* [REQUIREMENTS]:
Wherever the string "text" occurs in a line of these records, report that line.

[Records from a data collection]

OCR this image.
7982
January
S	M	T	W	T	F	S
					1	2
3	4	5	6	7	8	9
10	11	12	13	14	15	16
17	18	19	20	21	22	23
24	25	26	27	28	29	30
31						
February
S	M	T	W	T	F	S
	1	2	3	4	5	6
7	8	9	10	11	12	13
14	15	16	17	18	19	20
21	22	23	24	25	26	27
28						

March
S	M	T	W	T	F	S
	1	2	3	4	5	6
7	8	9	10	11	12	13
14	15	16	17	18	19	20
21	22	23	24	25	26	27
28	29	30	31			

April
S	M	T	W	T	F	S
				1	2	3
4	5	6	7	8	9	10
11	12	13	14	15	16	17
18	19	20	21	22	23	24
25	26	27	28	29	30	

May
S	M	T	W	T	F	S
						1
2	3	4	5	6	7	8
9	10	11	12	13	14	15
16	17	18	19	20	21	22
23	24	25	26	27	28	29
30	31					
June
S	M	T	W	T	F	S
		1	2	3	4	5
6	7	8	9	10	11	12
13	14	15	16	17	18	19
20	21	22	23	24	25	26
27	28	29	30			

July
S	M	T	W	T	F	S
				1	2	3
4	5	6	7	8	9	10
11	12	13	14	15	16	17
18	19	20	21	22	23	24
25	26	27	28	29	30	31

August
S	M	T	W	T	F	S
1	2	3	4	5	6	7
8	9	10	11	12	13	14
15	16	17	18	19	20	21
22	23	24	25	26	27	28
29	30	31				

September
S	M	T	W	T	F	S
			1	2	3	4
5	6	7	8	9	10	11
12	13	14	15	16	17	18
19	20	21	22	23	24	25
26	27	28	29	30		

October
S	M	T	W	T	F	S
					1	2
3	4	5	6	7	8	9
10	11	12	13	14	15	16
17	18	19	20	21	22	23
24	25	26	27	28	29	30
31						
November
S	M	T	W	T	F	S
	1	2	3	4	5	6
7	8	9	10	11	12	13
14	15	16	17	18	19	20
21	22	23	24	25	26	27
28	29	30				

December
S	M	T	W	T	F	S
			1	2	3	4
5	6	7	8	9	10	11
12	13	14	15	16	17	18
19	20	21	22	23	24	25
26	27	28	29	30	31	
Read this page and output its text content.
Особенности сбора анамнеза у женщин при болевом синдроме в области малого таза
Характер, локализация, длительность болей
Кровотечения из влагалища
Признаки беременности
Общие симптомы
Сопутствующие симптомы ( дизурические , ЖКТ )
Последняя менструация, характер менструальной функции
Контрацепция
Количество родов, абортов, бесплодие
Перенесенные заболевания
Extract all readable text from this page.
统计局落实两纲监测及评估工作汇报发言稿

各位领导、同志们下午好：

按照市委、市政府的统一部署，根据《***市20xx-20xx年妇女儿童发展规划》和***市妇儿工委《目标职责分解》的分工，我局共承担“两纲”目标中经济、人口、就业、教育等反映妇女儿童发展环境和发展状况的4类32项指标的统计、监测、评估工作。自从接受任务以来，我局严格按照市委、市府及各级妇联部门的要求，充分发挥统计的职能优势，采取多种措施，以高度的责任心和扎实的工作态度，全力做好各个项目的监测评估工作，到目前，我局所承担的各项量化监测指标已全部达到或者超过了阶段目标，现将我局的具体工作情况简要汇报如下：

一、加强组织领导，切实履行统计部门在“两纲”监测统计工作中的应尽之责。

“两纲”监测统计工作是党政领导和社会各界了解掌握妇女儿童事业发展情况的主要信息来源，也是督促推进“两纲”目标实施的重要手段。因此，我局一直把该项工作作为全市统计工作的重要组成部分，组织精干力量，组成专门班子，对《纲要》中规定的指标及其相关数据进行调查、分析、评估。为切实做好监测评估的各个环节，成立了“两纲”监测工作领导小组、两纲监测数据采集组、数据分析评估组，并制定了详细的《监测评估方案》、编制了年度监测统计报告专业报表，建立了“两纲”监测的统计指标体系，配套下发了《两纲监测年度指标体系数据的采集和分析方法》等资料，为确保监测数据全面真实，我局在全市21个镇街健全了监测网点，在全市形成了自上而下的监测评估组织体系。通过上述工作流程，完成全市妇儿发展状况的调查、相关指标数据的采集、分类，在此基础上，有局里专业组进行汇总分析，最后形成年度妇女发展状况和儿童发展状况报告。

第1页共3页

* [REPLY]:
Read this page and output its text content.
Extract all readable text from this page.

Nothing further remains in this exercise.